# Available records start

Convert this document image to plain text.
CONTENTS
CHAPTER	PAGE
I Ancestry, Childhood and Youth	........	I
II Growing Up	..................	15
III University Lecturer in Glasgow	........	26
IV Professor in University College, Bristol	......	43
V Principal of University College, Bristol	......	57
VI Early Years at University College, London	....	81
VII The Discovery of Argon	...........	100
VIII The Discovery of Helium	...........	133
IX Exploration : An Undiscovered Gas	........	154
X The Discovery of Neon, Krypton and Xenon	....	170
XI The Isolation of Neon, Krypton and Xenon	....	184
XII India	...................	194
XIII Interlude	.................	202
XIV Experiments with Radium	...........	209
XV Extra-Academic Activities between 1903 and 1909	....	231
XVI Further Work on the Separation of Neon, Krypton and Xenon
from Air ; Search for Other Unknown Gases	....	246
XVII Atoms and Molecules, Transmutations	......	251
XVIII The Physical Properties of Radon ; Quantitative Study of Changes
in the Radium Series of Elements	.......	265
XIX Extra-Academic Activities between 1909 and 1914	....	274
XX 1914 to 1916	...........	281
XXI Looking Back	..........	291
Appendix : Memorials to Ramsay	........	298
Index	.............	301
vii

# Available records end
# Available records start

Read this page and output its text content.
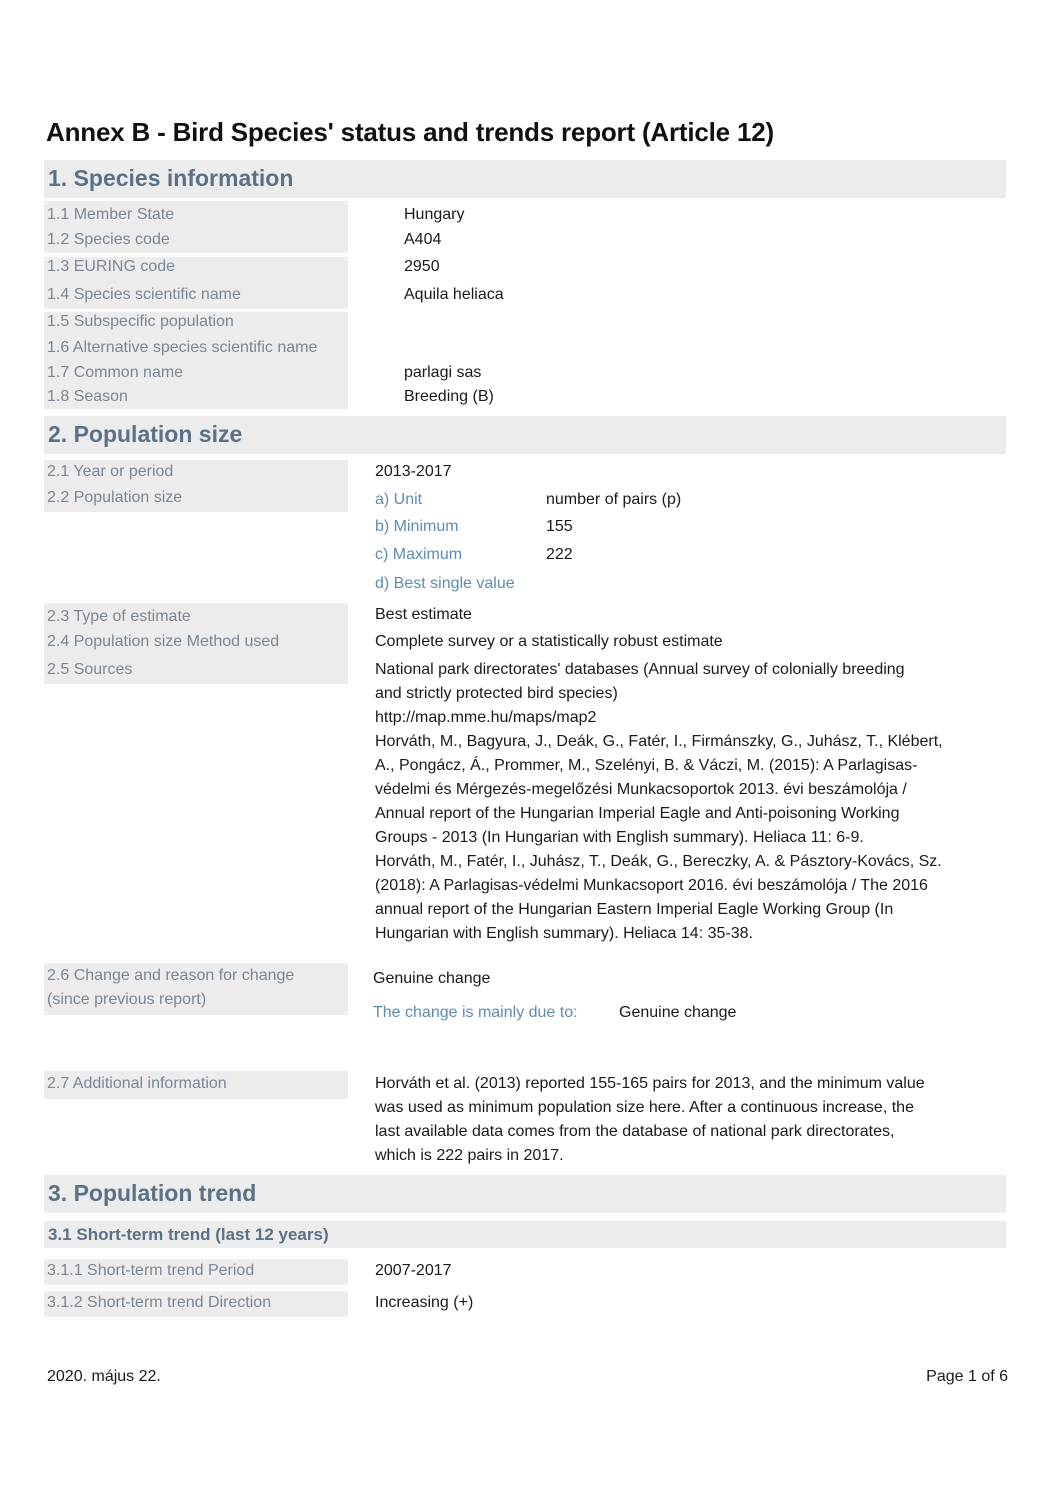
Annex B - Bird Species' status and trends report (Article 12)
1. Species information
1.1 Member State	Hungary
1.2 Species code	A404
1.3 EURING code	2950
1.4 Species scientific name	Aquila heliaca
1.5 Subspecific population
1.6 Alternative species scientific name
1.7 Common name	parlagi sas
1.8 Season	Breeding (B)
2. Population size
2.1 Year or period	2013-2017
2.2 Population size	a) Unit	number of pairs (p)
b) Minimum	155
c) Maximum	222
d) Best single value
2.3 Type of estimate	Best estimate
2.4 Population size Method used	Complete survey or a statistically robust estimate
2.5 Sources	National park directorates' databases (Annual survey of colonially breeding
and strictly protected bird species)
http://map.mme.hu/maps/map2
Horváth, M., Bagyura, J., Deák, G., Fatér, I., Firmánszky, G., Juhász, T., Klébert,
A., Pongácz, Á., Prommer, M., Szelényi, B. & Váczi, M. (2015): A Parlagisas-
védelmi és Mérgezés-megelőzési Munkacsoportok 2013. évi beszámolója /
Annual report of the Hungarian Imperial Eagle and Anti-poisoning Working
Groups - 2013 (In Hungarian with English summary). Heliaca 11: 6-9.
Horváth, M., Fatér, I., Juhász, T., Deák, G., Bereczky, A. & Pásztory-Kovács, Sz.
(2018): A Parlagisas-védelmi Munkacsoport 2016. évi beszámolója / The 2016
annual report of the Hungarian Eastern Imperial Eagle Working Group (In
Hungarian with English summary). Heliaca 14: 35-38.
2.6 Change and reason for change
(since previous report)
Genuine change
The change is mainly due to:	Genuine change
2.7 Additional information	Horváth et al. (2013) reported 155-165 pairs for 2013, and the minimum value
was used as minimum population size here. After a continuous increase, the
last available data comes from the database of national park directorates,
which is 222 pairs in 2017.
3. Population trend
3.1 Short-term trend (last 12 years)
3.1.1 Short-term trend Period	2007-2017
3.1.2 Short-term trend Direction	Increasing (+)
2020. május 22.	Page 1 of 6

# Available records end
# Available records start

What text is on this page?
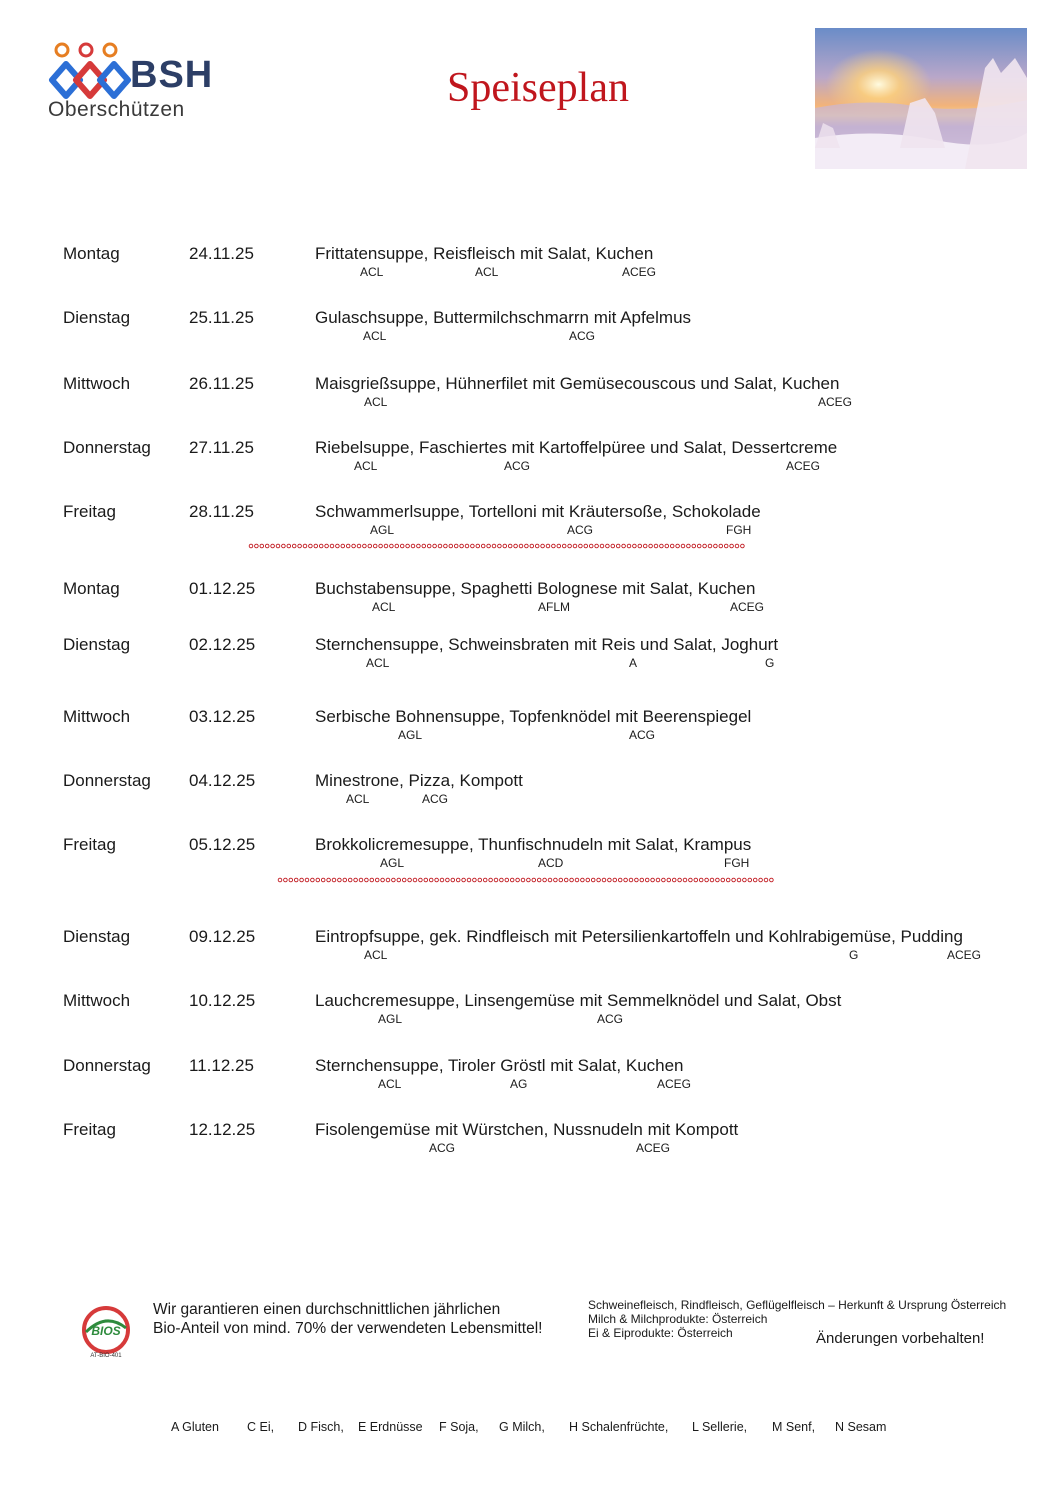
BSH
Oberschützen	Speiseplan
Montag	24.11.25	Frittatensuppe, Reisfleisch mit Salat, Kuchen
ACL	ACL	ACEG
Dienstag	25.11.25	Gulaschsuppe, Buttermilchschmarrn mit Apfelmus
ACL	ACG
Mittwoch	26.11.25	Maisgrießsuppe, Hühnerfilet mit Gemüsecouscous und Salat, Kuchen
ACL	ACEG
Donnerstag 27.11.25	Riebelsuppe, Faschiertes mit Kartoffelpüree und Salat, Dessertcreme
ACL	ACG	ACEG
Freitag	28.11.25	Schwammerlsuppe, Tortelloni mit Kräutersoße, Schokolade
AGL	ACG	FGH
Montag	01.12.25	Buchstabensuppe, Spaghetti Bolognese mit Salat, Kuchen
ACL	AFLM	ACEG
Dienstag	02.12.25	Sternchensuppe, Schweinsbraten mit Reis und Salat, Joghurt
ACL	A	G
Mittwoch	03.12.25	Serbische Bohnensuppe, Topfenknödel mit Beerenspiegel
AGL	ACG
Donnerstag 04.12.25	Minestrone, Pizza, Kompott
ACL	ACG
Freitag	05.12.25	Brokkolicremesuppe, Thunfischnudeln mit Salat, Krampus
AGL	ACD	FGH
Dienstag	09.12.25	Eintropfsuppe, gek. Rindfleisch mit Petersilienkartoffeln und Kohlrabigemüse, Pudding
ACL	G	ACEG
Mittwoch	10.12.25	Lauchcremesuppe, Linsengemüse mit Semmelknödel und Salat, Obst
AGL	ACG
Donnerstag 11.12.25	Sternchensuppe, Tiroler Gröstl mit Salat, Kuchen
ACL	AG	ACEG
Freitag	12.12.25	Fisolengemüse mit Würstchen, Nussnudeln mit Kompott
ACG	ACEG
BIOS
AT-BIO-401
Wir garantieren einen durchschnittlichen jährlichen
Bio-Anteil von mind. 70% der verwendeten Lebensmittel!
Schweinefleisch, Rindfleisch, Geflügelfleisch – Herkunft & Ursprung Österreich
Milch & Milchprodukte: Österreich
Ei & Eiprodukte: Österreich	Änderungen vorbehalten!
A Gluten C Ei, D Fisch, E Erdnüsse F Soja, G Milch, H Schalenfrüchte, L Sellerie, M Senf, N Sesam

# Available records end

* **Short task**
Using the entries above, return each line in which the word "size" occurs.

* **Solution for this problem**
2. Population size
2.2 Population size	a) Unit	number of pairs (p)
2.4 Population size Method used	Complete survey or a statistically robust estimate
was used as minimum population size here. After a continuous increase, the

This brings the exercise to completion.